Records follow. Select each line holding "JSON".

**Items**

⟨

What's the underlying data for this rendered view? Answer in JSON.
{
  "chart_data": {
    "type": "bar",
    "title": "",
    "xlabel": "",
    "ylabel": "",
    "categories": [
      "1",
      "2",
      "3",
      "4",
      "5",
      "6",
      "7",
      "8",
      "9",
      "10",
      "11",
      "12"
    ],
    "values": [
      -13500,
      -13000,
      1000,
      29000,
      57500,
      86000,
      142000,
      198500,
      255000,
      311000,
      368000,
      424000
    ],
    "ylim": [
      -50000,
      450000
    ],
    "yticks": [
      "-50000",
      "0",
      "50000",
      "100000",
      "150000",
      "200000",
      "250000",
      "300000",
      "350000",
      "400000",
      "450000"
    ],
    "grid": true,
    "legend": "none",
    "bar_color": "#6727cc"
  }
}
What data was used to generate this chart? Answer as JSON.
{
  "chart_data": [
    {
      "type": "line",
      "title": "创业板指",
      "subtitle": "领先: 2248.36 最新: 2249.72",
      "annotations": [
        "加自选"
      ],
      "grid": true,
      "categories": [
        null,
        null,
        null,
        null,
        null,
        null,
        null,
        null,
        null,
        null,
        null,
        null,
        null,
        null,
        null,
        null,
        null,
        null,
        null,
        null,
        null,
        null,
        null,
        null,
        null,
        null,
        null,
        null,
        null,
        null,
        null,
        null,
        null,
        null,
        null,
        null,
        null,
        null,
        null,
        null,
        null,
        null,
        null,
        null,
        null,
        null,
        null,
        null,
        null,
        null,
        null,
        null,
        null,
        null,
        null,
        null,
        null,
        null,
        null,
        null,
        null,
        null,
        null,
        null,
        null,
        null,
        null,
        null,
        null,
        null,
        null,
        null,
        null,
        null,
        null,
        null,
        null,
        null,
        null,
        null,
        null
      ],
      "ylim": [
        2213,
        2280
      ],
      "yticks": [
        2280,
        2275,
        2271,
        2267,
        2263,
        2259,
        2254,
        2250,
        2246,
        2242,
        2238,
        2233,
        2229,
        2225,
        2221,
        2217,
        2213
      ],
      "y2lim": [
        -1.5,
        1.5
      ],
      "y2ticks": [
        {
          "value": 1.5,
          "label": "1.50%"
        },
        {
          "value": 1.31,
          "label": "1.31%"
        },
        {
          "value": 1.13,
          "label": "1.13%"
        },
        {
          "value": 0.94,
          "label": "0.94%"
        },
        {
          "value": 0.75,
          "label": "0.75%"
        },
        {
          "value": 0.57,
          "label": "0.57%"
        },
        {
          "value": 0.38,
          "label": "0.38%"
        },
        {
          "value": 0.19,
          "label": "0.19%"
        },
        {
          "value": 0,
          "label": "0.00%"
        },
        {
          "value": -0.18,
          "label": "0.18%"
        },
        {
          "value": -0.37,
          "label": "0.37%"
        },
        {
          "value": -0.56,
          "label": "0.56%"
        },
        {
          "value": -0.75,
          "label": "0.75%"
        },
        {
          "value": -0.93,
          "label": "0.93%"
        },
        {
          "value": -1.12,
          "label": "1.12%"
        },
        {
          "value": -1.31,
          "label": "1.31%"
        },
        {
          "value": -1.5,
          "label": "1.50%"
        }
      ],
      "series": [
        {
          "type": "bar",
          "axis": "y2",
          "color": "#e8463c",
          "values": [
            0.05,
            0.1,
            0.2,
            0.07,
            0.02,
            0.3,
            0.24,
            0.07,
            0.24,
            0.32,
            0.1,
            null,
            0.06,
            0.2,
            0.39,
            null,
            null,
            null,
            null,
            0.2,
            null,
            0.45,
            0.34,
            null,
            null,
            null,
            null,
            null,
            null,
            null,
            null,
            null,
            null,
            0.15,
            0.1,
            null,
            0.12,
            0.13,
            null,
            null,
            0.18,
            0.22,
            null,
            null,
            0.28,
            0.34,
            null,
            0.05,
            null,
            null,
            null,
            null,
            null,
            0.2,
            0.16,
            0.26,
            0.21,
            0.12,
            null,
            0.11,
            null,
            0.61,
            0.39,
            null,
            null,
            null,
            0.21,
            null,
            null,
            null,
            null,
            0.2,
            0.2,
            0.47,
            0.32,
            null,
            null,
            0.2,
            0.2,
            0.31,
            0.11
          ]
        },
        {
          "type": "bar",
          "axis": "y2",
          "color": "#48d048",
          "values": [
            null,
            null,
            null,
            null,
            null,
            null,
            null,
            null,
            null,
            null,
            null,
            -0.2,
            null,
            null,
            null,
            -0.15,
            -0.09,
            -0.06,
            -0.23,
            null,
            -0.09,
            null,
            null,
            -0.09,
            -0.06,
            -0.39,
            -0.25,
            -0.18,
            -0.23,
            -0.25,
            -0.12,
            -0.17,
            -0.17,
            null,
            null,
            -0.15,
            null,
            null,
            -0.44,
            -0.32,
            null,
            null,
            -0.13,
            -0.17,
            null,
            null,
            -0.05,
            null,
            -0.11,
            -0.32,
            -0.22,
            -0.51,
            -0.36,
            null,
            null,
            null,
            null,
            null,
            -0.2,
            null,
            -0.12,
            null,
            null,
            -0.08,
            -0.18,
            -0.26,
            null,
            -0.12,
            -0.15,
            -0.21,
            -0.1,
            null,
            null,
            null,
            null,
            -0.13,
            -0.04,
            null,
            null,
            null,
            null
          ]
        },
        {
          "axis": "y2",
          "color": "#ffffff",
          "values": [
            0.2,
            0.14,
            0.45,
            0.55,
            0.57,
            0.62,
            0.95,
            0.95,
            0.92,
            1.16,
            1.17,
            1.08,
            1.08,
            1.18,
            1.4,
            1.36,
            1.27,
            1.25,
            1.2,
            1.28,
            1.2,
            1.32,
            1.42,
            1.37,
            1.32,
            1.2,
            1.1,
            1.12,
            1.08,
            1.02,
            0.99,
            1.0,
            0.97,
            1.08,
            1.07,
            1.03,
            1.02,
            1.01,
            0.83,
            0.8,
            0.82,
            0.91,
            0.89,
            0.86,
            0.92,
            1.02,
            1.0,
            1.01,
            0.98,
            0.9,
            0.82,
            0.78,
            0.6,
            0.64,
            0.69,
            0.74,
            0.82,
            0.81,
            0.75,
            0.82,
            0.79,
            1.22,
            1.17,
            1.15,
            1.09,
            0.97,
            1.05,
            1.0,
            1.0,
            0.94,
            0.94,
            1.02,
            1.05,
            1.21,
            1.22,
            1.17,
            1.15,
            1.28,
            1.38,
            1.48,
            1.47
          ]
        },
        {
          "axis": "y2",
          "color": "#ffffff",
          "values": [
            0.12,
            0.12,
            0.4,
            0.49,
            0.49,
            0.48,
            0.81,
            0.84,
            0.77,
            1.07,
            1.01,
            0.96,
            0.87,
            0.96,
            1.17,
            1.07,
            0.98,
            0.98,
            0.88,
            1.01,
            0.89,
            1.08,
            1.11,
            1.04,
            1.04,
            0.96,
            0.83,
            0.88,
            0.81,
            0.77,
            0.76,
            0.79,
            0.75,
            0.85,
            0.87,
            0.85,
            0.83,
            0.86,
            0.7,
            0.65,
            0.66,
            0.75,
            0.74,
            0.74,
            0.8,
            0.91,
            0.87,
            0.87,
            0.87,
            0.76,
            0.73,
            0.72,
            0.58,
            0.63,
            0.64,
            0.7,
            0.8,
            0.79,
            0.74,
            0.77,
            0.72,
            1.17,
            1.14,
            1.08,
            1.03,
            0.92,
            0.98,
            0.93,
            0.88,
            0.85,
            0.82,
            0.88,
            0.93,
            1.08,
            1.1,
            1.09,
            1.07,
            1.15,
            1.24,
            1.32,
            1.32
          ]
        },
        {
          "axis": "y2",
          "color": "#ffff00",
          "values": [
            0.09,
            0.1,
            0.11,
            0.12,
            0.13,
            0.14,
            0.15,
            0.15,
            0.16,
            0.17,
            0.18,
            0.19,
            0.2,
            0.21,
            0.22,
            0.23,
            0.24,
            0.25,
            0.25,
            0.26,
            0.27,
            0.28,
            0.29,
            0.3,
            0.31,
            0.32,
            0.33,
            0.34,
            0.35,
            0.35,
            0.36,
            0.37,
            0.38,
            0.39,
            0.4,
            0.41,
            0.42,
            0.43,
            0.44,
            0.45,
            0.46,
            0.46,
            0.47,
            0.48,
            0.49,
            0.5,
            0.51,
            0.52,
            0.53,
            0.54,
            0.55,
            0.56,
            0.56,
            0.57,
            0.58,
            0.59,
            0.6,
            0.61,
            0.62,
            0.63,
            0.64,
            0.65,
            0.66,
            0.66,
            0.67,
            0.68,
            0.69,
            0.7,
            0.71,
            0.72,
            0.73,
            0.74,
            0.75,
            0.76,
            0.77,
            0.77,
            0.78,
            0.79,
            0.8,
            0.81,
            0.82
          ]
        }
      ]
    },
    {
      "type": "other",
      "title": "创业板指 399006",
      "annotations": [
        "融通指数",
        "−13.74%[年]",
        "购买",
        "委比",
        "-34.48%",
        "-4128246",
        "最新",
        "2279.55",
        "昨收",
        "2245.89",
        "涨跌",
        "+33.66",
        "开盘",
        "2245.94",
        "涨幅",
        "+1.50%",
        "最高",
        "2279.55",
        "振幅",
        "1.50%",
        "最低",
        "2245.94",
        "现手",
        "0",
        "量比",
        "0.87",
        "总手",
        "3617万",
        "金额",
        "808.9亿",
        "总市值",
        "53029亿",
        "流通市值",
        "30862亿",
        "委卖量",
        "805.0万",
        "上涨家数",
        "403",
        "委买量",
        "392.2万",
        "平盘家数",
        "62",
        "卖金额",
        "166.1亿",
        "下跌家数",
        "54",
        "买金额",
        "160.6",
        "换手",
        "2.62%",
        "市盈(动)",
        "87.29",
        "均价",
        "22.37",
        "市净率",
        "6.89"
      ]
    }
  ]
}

⟩

**Exercise answer**
What's the underlying data for this rendered view? Answer in JSON.
What data was used to generate this chart? Answer as JSON.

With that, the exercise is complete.